Exercise description: Write out the whole of the material exactly.

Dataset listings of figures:
───

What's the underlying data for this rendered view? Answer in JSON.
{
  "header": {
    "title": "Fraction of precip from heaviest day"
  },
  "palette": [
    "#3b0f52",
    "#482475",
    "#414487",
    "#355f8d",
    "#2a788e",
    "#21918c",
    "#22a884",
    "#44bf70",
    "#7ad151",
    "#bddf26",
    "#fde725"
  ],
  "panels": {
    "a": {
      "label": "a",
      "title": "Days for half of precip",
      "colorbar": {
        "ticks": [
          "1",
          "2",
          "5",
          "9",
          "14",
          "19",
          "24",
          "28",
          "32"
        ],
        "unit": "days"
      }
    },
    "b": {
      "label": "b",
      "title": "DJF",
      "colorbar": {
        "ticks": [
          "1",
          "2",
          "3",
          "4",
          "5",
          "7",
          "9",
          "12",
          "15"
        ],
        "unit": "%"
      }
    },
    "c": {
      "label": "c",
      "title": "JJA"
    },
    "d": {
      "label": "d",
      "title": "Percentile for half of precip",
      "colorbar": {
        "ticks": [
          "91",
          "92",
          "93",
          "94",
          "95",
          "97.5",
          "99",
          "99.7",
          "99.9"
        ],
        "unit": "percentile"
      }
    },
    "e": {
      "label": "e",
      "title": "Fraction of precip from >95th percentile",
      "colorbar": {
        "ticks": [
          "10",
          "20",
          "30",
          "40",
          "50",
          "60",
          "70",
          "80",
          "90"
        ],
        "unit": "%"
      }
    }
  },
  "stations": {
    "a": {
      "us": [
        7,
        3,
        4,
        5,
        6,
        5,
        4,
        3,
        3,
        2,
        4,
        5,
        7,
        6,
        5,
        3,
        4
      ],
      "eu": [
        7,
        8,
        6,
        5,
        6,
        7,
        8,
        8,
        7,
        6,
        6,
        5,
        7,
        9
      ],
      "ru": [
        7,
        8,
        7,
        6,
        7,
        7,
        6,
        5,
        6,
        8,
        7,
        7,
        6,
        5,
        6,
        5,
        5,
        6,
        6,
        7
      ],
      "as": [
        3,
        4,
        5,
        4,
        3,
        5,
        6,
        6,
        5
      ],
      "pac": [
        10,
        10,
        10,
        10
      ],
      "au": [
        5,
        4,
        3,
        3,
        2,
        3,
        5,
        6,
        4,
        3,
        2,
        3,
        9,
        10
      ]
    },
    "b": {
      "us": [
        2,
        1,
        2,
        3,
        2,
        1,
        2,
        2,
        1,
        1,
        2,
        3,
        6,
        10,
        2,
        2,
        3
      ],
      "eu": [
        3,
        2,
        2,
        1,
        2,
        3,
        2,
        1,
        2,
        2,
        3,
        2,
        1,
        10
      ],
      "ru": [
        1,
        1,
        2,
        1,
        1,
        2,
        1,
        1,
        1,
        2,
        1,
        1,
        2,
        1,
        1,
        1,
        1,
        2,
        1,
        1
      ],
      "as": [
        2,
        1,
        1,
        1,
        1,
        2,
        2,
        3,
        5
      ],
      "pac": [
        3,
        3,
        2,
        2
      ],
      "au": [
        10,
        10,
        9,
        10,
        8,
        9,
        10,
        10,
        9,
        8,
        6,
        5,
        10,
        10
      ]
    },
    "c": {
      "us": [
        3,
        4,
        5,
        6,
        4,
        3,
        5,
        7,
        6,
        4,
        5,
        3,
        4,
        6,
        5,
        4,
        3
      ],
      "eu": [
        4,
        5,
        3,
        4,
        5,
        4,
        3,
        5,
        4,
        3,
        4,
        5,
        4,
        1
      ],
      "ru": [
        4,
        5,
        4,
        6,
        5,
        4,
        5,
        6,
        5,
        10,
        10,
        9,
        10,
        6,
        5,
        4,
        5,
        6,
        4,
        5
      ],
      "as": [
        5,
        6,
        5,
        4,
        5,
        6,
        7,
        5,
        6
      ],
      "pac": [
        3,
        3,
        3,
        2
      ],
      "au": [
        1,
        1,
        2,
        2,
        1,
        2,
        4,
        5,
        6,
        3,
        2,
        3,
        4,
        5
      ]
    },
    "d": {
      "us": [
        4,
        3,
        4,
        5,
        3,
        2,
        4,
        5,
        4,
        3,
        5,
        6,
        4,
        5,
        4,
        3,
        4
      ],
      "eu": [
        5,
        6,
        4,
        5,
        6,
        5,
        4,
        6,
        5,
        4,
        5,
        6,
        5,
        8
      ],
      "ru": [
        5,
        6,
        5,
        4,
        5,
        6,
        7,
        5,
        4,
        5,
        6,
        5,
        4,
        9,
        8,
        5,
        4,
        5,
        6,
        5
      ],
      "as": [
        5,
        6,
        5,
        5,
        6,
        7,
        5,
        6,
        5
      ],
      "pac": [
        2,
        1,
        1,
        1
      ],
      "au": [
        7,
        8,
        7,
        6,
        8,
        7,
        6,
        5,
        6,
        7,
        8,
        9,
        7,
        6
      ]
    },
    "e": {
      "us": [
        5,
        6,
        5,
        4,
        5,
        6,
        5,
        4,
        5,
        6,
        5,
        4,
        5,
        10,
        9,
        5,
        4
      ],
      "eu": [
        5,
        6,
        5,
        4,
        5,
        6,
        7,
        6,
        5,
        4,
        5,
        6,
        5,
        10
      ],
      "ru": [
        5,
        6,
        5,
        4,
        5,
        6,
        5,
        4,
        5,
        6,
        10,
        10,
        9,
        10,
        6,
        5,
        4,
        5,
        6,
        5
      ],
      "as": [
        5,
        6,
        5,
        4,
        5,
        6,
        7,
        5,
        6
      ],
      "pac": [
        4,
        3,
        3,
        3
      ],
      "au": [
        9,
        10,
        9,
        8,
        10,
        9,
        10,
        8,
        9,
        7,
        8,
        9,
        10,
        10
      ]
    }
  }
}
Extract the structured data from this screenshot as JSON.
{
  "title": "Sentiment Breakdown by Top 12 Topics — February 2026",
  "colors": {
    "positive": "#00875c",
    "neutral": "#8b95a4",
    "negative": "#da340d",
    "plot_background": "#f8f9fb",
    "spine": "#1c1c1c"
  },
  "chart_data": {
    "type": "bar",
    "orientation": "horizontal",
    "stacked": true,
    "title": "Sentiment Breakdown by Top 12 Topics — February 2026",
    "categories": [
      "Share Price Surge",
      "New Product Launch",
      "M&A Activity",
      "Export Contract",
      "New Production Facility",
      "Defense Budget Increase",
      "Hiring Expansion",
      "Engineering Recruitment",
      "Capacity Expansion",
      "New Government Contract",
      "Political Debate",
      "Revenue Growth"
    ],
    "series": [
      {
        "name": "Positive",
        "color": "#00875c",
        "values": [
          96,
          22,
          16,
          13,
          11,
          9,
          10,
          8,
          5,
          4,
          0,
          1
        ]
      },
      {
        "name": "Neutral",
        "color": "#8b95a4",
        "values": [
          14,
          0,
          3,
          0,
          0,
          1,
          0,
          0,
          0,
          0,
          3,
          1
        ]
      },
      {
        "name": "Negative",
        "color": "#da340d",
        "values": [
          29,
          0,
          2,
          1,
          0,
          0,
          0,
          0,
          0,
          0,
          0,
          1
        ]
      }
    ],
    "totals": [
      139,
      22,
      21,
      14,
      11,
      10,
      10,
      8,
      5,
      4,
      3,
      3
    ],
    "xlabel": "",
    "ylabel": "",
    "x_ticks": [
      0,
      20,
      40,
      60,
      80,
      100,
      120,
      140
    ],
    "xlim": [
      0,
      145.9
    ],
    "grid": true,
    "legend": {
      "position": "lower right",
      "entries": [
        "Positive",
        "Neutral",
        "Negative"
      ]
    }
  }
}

───

Exercise answer:
What's the underlying data for this rendered view? Answer in JSON.
{
  "header": {
    "title": "Fraction of precip from heaviest day"
  },
  "palette": [
    "#3b0f52",
    "#482475",
    "#414487",
    "#355f8d",
    "#2a788e",
    "#21918c",
    "#22a884",
    "#44bf70",
    "#7ad151",
    "#bddf26",
    "#fde725"
  ],
  "panels": {
    "a": {
      "label": "a",
      "title": "Days for half of precip",
      "colorbar": {
        "ticks": [
          "1",
          "2",
          "5",
          "9",
          "14",
          "19",
          "24",
          "28",
          "32"
        ],
        "unit": "days"
      }
    },
    "b": {
      "label": "b",
      "title": "DJF",
      "colorbar": {
        "ticks": [
          "1",
          "2",
          "3",
          "4",
          "5",
          "7",
          "9",
          "12",
          "15"
        ],
        "unit": "%"
      }
    },
    "c": {
      "label": "c",
      "title": "JJA"
    },
    "d": {
      "label": "d",
      "title": "Percentile for half of precip",
      "colorbar": {
        "ticks": [
          "91",
          "92",
          "93",
          "94",
          "95",
          "97.5",
          "99",
          "99.7",
          "99.9"
        ],
        "unit": "percentile"
      }
    },
    "e": {
      "label": "e",
      "title": "Fraction of precip from >95th percentile",
      "colorbar": {
        "ticks": [
          "10",
          "20",
          "30",
          "40",
          "50",
          "60",
          "70",
          "80",
          "90"
        ],
        "unit": "%"
      }
    }
  },
  "stations": {
    "a": {
      "us": [
        7,
        3,
        4,
        5,
        6,
        5,
        4,
        3,
        3,
        2,
        4,
        5,
        7,
        6,
        5,
        3,
        4
      ],
      "eu": [
        7,
        8,
        6,
        5,
        6,
        7,
        8,
        8,
        7,
        6,
        6,
        5,
        7,
        9
      ],
      "ru": [
        7,
        8,
        7,
        6,
        7,
        7,
        6,
        5,
        6,
        8,
        7,
        7,
        6,
        5,
        6,
        5,
        5,
        6,
        6,
        7
      ],
      "as": [
        3,
        4,
        5,
        4,
        3,
        5,
        6,
        6,
        5
      ],
      "pac": [
        10,
        10,
        10,
        10
      ],
      "au": [
        5,
        4,
        3,
        3,
        2,
        3,
        5,
        6,
        4,
        3,
        2,
        3,
        9,
        10
      ]
    },
    "b": {
      "us": [
        2,
        1,
        2,
        3,
        2,
        1,
        2,
        2,
        1,
        1,
        2,
        3,
        6,
        10,
        2,
        2,
        3
      ],
      "eu": [
        3,
        2,
        2,
        1,
        2,
        3,
        2,
        1,
        2,
        2,
        3,
        2,
        1,
        10
      ],
      "ru": [
        1,
        1,
        2,
        1,
        1,
        2,
        1,
        1,
        1,
        2,
        1,
        1,
        2,
        1,
        1,
        1,
        1,
        2,
        1,
        1
      ],
      "as": [
        2,
        1,
        1,
        1,
        1,
        2,
        2,
        3,
        5
      ],
      "pac": [
        3,
        3,
        2,
        2
      ],
      "au": [
        10,
        10,
        9,
        10,
        8,
        9,
        10,
        10,
        9,
        8,
        6,
        5,
        10,
        10
      ]
    },
    "c": {
      "us": [
        3,
        4,
        5,
        6,
        4,
        3,
        5,
        7,
        6,
        4,
        5,
        3,
        4,
        6,
        5,
        4,
        3
      ],
      "eu": [
        4,
        5,
        3,
        4,
        5,
        4,
        3,
        5,
        4,
        3,
        4,
        5,
        4,
        1
      ],
      "ru": [
        4,
        5,
        4,
        6,
        5,
        4,
        5,
        6,
        5,
        10,
        10,
        9,
        10,
        6,
        5,
        4,
        5,
        6,
        4,
        5
      ],
      "as": [
        5,
        6,
        5,
        4,
        5,
        6,
        7,
        5,
        6
      ],
      "pac": [
        3,
        3,
        3,
        2
      ],
      "au": [
        1,
        1,
        2,
        2,
        1,
        2,
        4,
        5,
        6,
        3,
        2,
        3,
        4,
        5
      ]
    },
    "d": {
      "us": [
        4,
        3,
        4,
        5,
        3,
        2,
        4,
        5,
        4,
        3,
        5,
        6,
        4,
        5,
        4,
        3,
        4
      ],
      "eu": [
        5,
        6,
        4,
        5,
        6,
        5,
        4,
        6,
        5,
        4,
        5,
        6,
        5,
        8
      ],
      "ru": [
        5,
        6,
        5,
        4,
        5,
        6,
        7,
        5,
        4,
        5,
        6,
        5,
        4,
        9,
        8,
        5,
        4,
        5,
        6,
        5
      ],
      "as": [
        5,
        6,
        5,
        5,
        6,
        7,
        5,
        6,
        5
      ],
      "pac": [
        2,
        1,
        1,
        1
      ],
      "au": [
        7,
        8,
        7,
        6,
        8,
        7,
        6,
        5,
        6,
        7,
        8,
        9,
        7,
        6
      ]
    },
    "e": {
      "us": [
        5,
        6,
        5,
        4,
        5,
        6,
        5,
        4,
        5,
        6,
        5,
        4,
        5,
        10,
        9,
        5,
        4
      ],
      "eu": [
        5,
        6,
        5,
        4,
        5,
        6,
        7,
        6,
        5,
        4,
        5,
        6,
        5,
        10
      ],
      "ru": [
        5,
        6,
        5,
        4,
        5,
        6,
        5,
        4,
        5,
        6,
        10,
        10,
        9,
        10,
        6,
        5,
        4,
        5,
        6,
        5
      ],
      "as": [
        5,
        6,
        5,
        4,
        5,
        6,
        7,
        5,
        6
      ],
      "pac": [
        4,
        3,
        3,
        3
      ],
      "au": [
        9,
        10,
        9,
        8,
        10,
        9,
        10,
        8,
        9,
        7,
        8,
        9,
        10,
        10
      ]
    }
  }
}
Extract the structured data from this screenshot as JSON.
{
  "title": "Sentiment Breakdown by Top 12 Topics — February 2026",
  "colors": {
    "positive": "#00875c",
    "neutral": "#8b95a4",
    "negative": "#da340d",
    "plot_background": "#f8f9fb",
    "spine": "#1c1c1c"
  },
  "chart_data": {
    "type": "bar",
    "orientation": "horizontal",
    "stacked": true,
    "title": "Sentiment Breakdown by Top 12 Topics — February 2026",
    "categories": [
      "Share Price Surge",
      "New Product Launch",
      "M&A Activity",
      "Export Contract",
      "New Production Facility",
      "Defense Budget Increase",
      "Hiring Expansion",
      "Engineering Recruitment",
      "Capacity Expansion",
      "New Government Contract",
      "Political Debate",
      "Revenue Growth"
    ],
    "series": [
      {
        "name": "Positive",
        "color": "#00875c",
        "values": [
          96,
          22,
          16,
          13,
          11,
          9,
          10,
          8,
          5,
          4,
          0,
          1
        ]
      },
      {
        "name": "Neutral",
        "color": "#8b95a4",
        "values": [
          14,
          0,
          3,
          0,
          0,
          1,
          0,
          0,
          0,
          0,
          3,
          1
        ]
      },
      {
        "name": "Negative",
        "color": "#da340d",
        "values": [
          29,
          0,
          2,
          1,
          0,
          0,
          0,
          0,
          0,
          0,
          0,
          1
        ]
      }
    ],
    "totals": [
      139,
      22,
      21,
      14,
      11,
      10,
      10,
      8,
      5,
      4,
      3,
      3
    ],
    "xlabel": "",
    "ylabel": "",
    "x_ticks": [
      0,
      20,
      40,
      60,
      80,
      100,
      120,
      140
    ],
    "xlim": [
      0,
      145.9
    ],
    "grid": true,
    "legend": {
      "position": "lower right",
      "entries": [
        "Positive",
        "Neutral",
        "Negative"
      ]
    }
  }
}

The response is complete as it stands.